[Work required] The records that follow should be retyped word for word.
Start Task input
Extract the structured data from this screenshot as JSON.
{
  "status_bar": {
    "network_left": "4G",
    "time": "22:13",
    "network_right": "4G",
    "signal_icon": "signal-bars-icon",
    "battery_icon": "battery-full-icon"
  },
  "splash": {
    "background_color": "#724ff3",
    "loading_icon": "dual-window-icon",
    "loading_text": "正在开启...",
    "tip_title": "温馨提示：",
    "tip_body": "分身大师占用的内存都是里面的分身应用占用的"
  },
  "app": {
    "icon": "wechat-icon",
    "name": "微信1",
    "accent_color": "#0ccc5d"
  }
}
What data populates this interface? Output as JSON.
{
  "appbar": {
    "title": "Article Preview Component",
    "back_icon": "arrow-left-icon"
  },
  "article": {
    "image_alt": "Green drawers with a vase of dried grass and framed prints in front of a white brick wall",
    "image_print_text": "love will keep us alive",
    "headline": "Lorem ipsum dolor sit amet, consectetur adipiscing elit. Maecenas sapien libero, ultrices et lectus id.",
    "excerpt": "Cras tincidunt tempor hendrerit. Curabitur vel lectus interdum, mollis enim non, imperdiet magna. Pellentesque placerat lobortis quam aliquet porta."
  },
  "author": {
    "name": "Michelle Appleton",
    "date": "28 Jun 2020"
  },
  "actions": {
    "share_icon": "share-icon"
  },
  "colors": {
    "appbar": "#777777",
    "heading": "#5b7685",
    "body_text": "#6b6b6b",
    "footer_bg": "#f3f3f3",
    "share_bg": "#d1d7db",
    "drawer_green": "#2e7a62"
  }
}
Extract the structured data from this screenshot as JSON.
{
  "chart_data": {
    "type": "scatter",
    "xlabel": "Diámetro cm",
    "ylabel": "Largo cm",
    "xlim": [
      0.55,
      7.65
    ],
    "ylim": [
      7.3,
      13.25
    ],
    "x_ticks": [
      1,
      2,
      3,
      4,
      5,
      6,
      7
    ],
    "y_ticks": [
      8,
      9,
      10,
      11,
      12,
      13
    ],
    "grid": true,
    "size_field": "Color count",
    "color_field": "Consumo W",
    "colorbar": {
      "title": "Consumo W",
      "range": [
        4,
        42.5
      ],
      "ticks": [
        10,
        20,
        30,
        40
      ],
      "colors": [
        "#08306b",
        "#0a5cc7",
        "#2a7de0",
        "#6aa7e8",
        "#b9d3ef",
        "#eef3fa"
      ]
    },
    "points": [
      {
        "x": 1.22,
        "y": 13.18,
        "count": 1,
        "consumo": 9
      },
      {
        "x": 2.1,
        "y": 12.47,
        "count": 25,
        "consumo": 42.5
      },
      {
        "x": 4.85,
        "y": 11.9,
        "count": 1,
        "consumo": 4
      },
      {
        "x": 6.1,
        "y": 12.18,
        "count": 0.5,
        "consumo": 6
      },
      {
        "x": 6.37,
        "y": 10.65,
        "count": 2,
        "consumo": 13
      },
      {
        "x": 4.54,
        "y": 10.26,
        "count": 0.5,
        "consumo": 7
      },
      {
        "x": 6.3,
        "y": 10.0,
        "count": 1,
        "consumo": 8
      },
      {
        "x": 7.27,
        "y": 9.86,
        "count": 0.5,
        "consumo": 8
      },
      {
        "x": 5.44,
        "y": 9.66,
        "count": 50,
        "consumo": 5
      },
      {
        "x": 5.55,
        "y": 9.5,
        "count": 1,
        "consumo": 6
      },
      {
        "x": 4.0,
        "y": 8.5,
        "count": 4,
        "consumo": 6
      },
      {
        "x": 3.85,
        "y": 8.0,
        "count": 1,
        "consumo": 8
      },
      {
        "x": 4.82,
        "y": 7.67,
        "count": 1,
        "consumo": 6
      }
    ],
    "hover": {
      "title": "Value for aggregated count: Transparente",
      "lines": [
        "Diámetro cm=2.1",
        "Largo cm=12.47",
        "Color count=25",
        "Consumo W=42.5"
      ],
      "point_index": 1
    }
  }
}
End Task input
[Problem solution]
Extract the structured data from this screenshot as JSON.
{
  "status_bar": {
    "network_left": "4G",
    "time": "22:13",
    "network_right": "4G",
    "signal_icon": "signal-bars-icon",
    "battery_icon": "battery-full-icon"
  },
  "splash": {
    "background_color": "#724ff3",
    "loading_icon": "dual-window-icon",
    "loading_text": "正在开启...",
    "tip_title": "温馨提示：",
    "tip_body": "分身大师占用的内存都是里面的分身应用占用的"
  },
  "app": {
    "icon": "wechat-icon",
    "name": "微信1",
    "accent_color": "#0ccc5d"
  }
}
What data populates this interface? Output as JSON.
{
  "appbar": {
    "title": "Article Preview Component",
    "back_icon": "arrow-left-icon"
  },
  "article": {
    "image_alt": "Green drawers with a vase of dried grass and framed prints in front of a white brick wall",
    "image_print_text": "love will keep us alive",
    "headline": "Lorem ipsum dolor sit amet, consectetur adipiscing elit. Maecenas sapien libero, ultrices et lectus id.",
    "excerpt": "Cras tincidunt tempor hendrerit. Curabitur vel lectus interdum, mollis enim non, imperdiet magna. Pellentesque placerat lobortis quam aliquet porta."
  },
  "author": {
    "name": "Michelle Appleton",
    "date": "28 Jun 2020"
  },
  "actions": {
    "share_icon": "share-icon"
  },
  "colors": {
    "appbar": "#777777",
    "heading": "#5b7685",
    "body_text": "#6b6b6b",
    "footer_bg": "#f3f3f3",
    "share_bg": "#d1d7db",
    "drawer_green": "#2e7a62"
  }
}
Extract the structured data from this screenshot as JSON.
{
  "chart_data": {
    "type": "scatter",
    "xlabel": "Diámetro cm",
    "ylabel": "Largo cm",
    "xlim": [
      0.55,
      7.65
    ],
    "ylim": [
      7.3,
      13.25
    ],
    "x_ticks": [
      1,
      2,
      3,
      4,
      5,
      6,
      7
    ],
    "y_ticks": [
      8,
      9,
      10,
      11,
      12,
      13
    ],
    "grid": true,
    "size_field": "Color count",
    "color_field": "Consumo W",
    "colorbar": {
      "title": "Consumo W",
      "range": [
        4,
        42.5
      ],
      "ticks": [
        10,
        20,
        30,
        40
      ],
      "colors": [
        "#08306b",
        "#0a5cc7",
        "#2a7de0",
        "#6aa7e8",
        "#b9d3ef",
        "#eef3fa"
      ]
    },
    "points": [
      {
        "x": 1.22,
        "y": 13.18,
        "count": 1,
        "consumo": 9
      },
      {
        "x": 2.1,
        "y": 12.47,
        "count": 25,
        "consumo": 42.5
      },
      {
        "x": 4.85,
        "y": 11.9,
        "count": 1,
        "consumo": 4
      },
      {
        "x": 6.1,
        "y": 12.18,
        "count": 0.5,
        "consumo": 6
      },
      {
        "x": 6.37,
        "y": 10.65,
        "count": 2,
        "consumo": 13
      },
      {
        "x": 4.54,
        "y": 10.26,
        "count": 0.5,
        "consumo": 7
      },
      {
        "x": 6.3,
        "y": 10.0,
        "count": 1,
        "consumo": 8
      },
      {
        "x": 7.27,
        "y": 9.86,
        "count": 0.5,
        "consumo": 8
      },
      {
        "x": 5.44,
        "y": 9.66,
        "count": 50,
        "consumo": 5
      },
      {
        "x": 5.55,
        "y": 9.5,
        "count": 1,
        "consumo": 6
      },
      {
        "x": 4.0,
        "y": 8.5,
        "count": 4,
        "consumo": 6
      },
      {
        "x": 3.85,
        "y": 8.0,
        "count": 1,
        "consumo": 8
      },
      {
        "x": 4.82,
        "y": 7.67,
        "count": 1,
        "consumo": 6
      }
    ],
    "hover": {
      "title": "Value for aggregated count: Transparente",
      "lines": [
        "Diámetro cm=2.1",
        "Largo cm=12.47",
        "Color count=25",
        "Consumo W=42.5"
      ],
      "point_index": 1
    }
  }
}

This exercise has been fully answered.